### Problem:
Repeat the rows below exactly as they appear, from the one containing "item-description: Оборудование для промышленного" through the one containing "item-description: Оборудование для промышленной", both included.

### Material provided:
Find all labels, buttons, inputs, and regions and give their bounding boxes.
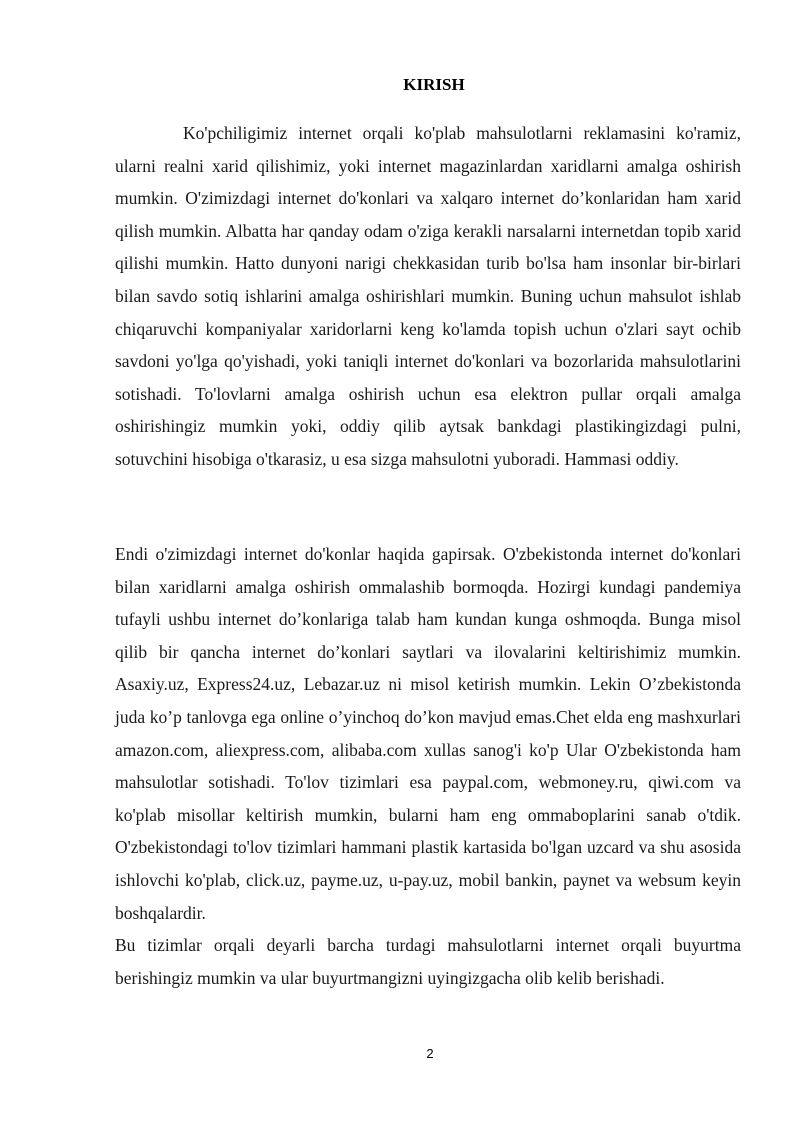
paragraph-ordering: Bu tizimlar orqali deyarli barcha turdagi mahsulotlarni internet orqali buyurtma berishingiz mumkin va ular buyurtmangizni uyingizgacha olib kelib berishadi. — [115, 935, 741, 988]
page-number: 2 — [426, 1046, 434, 1061]
section-title: KIRISH — [403, 75, 465, 94]
paragraph-intro: Ko'pchiligimiz internet orqali ko'plab mahsulotlarni reklamasini ko'ramiz, ularni realni xarid qilishimiz, yoki internet magazinlardan xaridlarni amalga oshirish mumkin. O'zimizdagi internet do'konlari va xalqaro internet do’konlaridan ham xarid qilish mumkin. Albatta har qanday odam o'ziga kerakli narsalarni internetdan topib xarid qilishi mumkin. Hatto dunyoni narigi chekkasidan turib bo'lsa ham insonlar bir-birlari bilan savdo sotiq ishlarini amalga oshirishlari mumkin. Buning uchun mahsulot ishlab chiqaruvchi kompaniyalar xaridorlarni keng ko'lamda topish uchun o'zlari sayt ochib savdoni yo'lga qo'yishadi, yoki taniqli internet do'konlari va bozorlarida mahsulotlarini sotishadi. To'lovlarni amalga oshirish uchun esa elektron pullar orqali amalga oshirishingiz mumkin yoki, oddiy qilib aytsak bankdagi plastikingizdagi pulni, sotuvchini hisobiga o'tkarasiz, u esa sizga mahsulotni yuboradi. Hammasi oddiy. — [115, 123, 741, 469]
paragraph-local-stores: Endi o'zimizdagi internet do'konlar haqida gapirsak. O'zbekistonda internet do'konlari bilan xaridlarni amalga oshirish ommalashib bormoqda. Hozirgi kundagi pandemiya tufayli ushbu internet do’konlariga talab ham kundan kunga oshmoqda. Bunga misol qilib bir qancha internet do’konlari saytlari va ilovalarini keltirishimiz mumkin. Asaxiy.uz, Express24.uz, Lebazar.uz ni misol ketirish mumkin. Lekin O’zbekistonda juda ko’p tanlovga ega online o’yinchoq do’kon mavjud emas.Chet elda eng mashxurlari amazon.com, aliexpress.com, alibaba.com xullas sanog'i ko'p Ular O'zbekistonda ham mahsulotlar sotishadi. To'lov tizimlari esa paypal.com, webmoney.ru, qiwi.com va ko'plab misollar keltirish mumkin, bularni ham eng ommaboplarini sanab o'tdik. O'zbekistondagi to'lov tizimlari hammani plastik kartasida bo'lgan uzcard va shu asosida ishlovchi ko'plab, click.uz, payme.uz, u-pay.uz, mobil bankin, paynet va websum keyin boshqalardir. — [115, 544, 741, 923]
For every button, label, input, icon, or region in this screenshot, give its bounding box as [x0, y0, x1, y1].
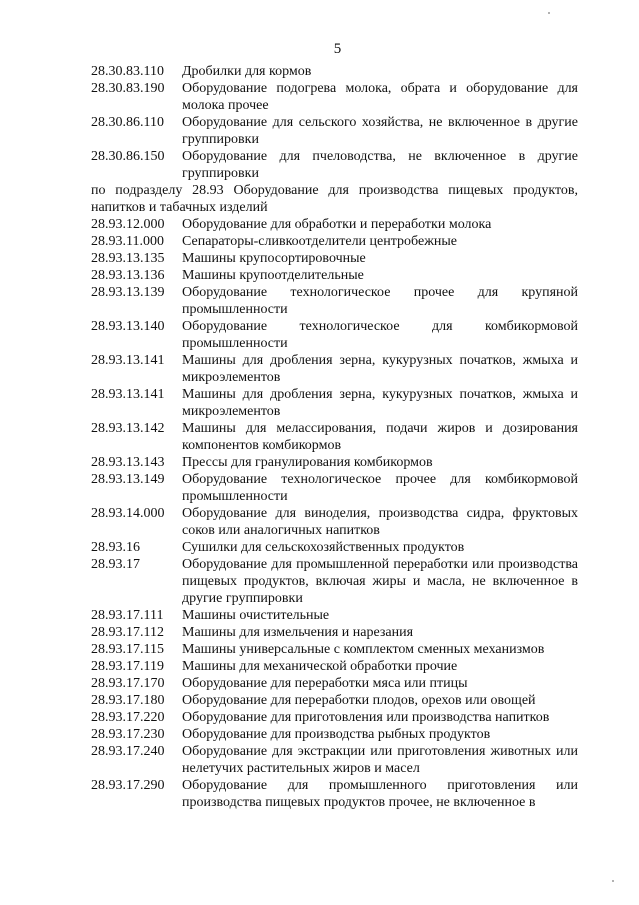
item-description: Оборудование для промышленного приготовления или производства пищевых продуктов прочее, не включенное в — [182, 778, 578, 810]
item-code: 28.93.17.112 — [91, 625, 164, 640]
item-description: Оборудование для промышленной переработки или производства пищевых продуктов, включая жиры и масла, не включенное в другие группировки — [182, 557, 578, 606]
item-description: Машины для мелассирования, подачи жиров и дозирования компонентов комбикормов — [182, 421, 578, 453]
list-item — [91, 539, 578, 556]
list-item — [91, 658, 578, 675]
list-item — [91, 250, 578, 267]
item-description: Машины крупоотделительные — [182, 268, 364, 283]
section-heading: по подразделу 28.93 Оборудование для производства пищевых продуктов, напитков и табачных изделий — [91, 183, 578, 215]
item-description: Машины для измельчения и нарезания — [182, 625, 414, 640]
list-item — [91, 267, 578, 284]
list-item — [91, 386, 578, 420]
item-code: 28.93.17.111 — [91, 608, 164, 623]
item-code: 28.93.13.139 — [91, 285, 165, 300]
item-code: 28.93.17 — [91, 557, 140, 572]
item-description: Машины универсальные с комплектом сменных механизмов — [182, 642, 545, 657]
item-description: Оборудование технологическое для комбикормовой промышленности — [182, 319, 578, 351]
list-item — [91, 352, 578, 386]
item-code: 28.93.11.000 — [91, 234, 164, 249]
list-item — [91, 148, 578, 182]
page-number: 5 — [333, 41, 342, 57]
list-item — [91, 420, 578, 454]
item-description: Сушилки для сельскохозяйственных продуктов — [182, 540, 465, 555]
item-code: 28.93.13.135 — [91, 251, 165, 266]
list-item — [91, 675, 578, 692]
item-code: 28.93.14.000 — [91, 506, 165, 521]
item-description: Оборудование для пчеловодства, не включенное в другие группировки — [182, 149, 578, 181]
item-description: Оборудование для экстракции или приготовления животных или нелетучих растительных жиров и масел — [182, 744, 578, 776]
list-item — [91, 726, 578, 743]
item-code: 28.30.83.190 — [91, 81, 165, 96]
list-item — [91, 505, 578, 539]
list-item — [91, 471, 578, 505]
list-item — [91, 709, 578, 726]
item-description: Машины для дробления зерна, кукурузных початков, жмыха и микроэлементов — [182, 387, 578, 419]
item-description: Оборудование технологическое прочее для крупяной промышленности — [182, 285, 578, 317]
list-item — [91, 743, 578, 777]
item-description: Оборудование технологическое прочее для комбикормовой промышленности — [182, 472, 578, 504]
item-description: Оборудование для производства рыбных продуктов — [182, 727, 491, 742]
item-code: 28.30.83.110 — [91, 64, 164, 79]
item-description: Машины для дробления зерна, кукурузных початков, жмыха и микроэлементов — [182, 353, 578, 385]
item-description: Оборудование для переработки плодов, орехов или овощей — [182, 693, 536, 708]
item-description: Оборудование для сельского хозяйства, не включенное в другие группировки — [182, 115, 578, 147]
scan-speck — [612, 880, 614, 882]
item-code: 28.93.13.142 — [91, 421, 165, 436]
item-description: Машины очистительные — [182, 608, 330, 623]
item-code: 28.93.17.119 — [91, 659, 164, 674]
list-item — [91, 777, 578, 811]
item-description: Дробилки для кормов — [182, 64, 312, 79]
list-item — [91, 114, 578, 148]
item-code: 28.93.13.149 — [91, 472, 165, 487]
item-code: 28.93.13.143 — [91, 455, 165, 470]
list-item — [91, 216, 578, 233]
item-code: 28.93.13.141 — [91, 353, 165, 368]
item-code: 28.93.17.170 — [91, 676, 165, 691]
list-item — [91, 454, 578, 471]
scan-speck — [548, 12, 550, 14]
item-code: 28.93.17.240 — [91, 744, 165, 759]
item-description: Сепараторы-сливкоотделители центробежные — [182, 234, 457, 249]
list-item — [91, 284, 578, 318]
item-description: Оборудование для виноделия, производства сидра, фруктовых соков или аналогичных напитков — [182, 506, 578, 538]
list-item — [91, 641, 578, 658]
item-description: Прессы для гранулирования комбикормов — [182, 455, 433, 470]
list-item — [91, 624, 578, 641]
item-description: Оборудование подогрева молока, обрата и оборудование для молока прочее — [182, 81, 578, 113]
item-description: Оборудование для обработки и переработки молока — [182, 217, 492, 232]
list-item — [91, 692, 578, 709]
item-code: 28.93.17.180 — [91, 693, 165, 708]
item-code: 28.93.17.290 — [91, 778, 165, 793]
item-code: 28.93.16 — [91, 540, 140, 555]
item-code: 28.93.13.140 — [91, 319, 165, 334]
item-code: 28.93.17.230 — [91, 727, 165, 742]
item-code: 28.93.13.141 — [91, 387, 165, 402]
item-code: 28.30.86.110 — [91, 115, 164, 130]
item-code: 28.93.12.000 — [91, 217, 165, 232]
classifier-list — [91, 63, 578, 811]
item-code: 28.30.86.150 — [91, 149, 165, 164]
list-item — [91, 80, 578, 114]
item-description: Оборудование для переработки мяса или птицы — [182, 676, 468, 691]
item-code: 28.93.17.220 — [91, 710, 165, 725]
item-code: 28.93.13.136 — [91, 268, 165, 283]
item-description: Оборудование для приготовления или производства напитков — [182, 710, 550, 725]
item-description: Машины крупосортировочные — [182, 251, 366, 266]
list-item — [91, 63, 578, 80]
item-description: Машины для механической обработки прочие — [182, 659, 458, 674]
list-item — [91, 607, 578, 624]
item-code: 28.93.17.115 — [91, 642, 164, 657]
list-item — [91, 556, 578, 607]
list-item — [91, 318, 578, 352]
list-item — [91, 233, 578, 250]
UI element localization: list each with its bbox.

### Solved exercise:
item-description: Оборудование для промышленного приготовления или производства пищевых продуктов прочее, не включенное в — [182, 778, 578, 810]
item-code: 28.93.17.112 — [91, 625, 164, 640]
item-description: Оборудование для промышленной переработки или производства пищевых продуктов, включая жиры и масла, не включенное в другие группировки — [182, 557, 578, 606]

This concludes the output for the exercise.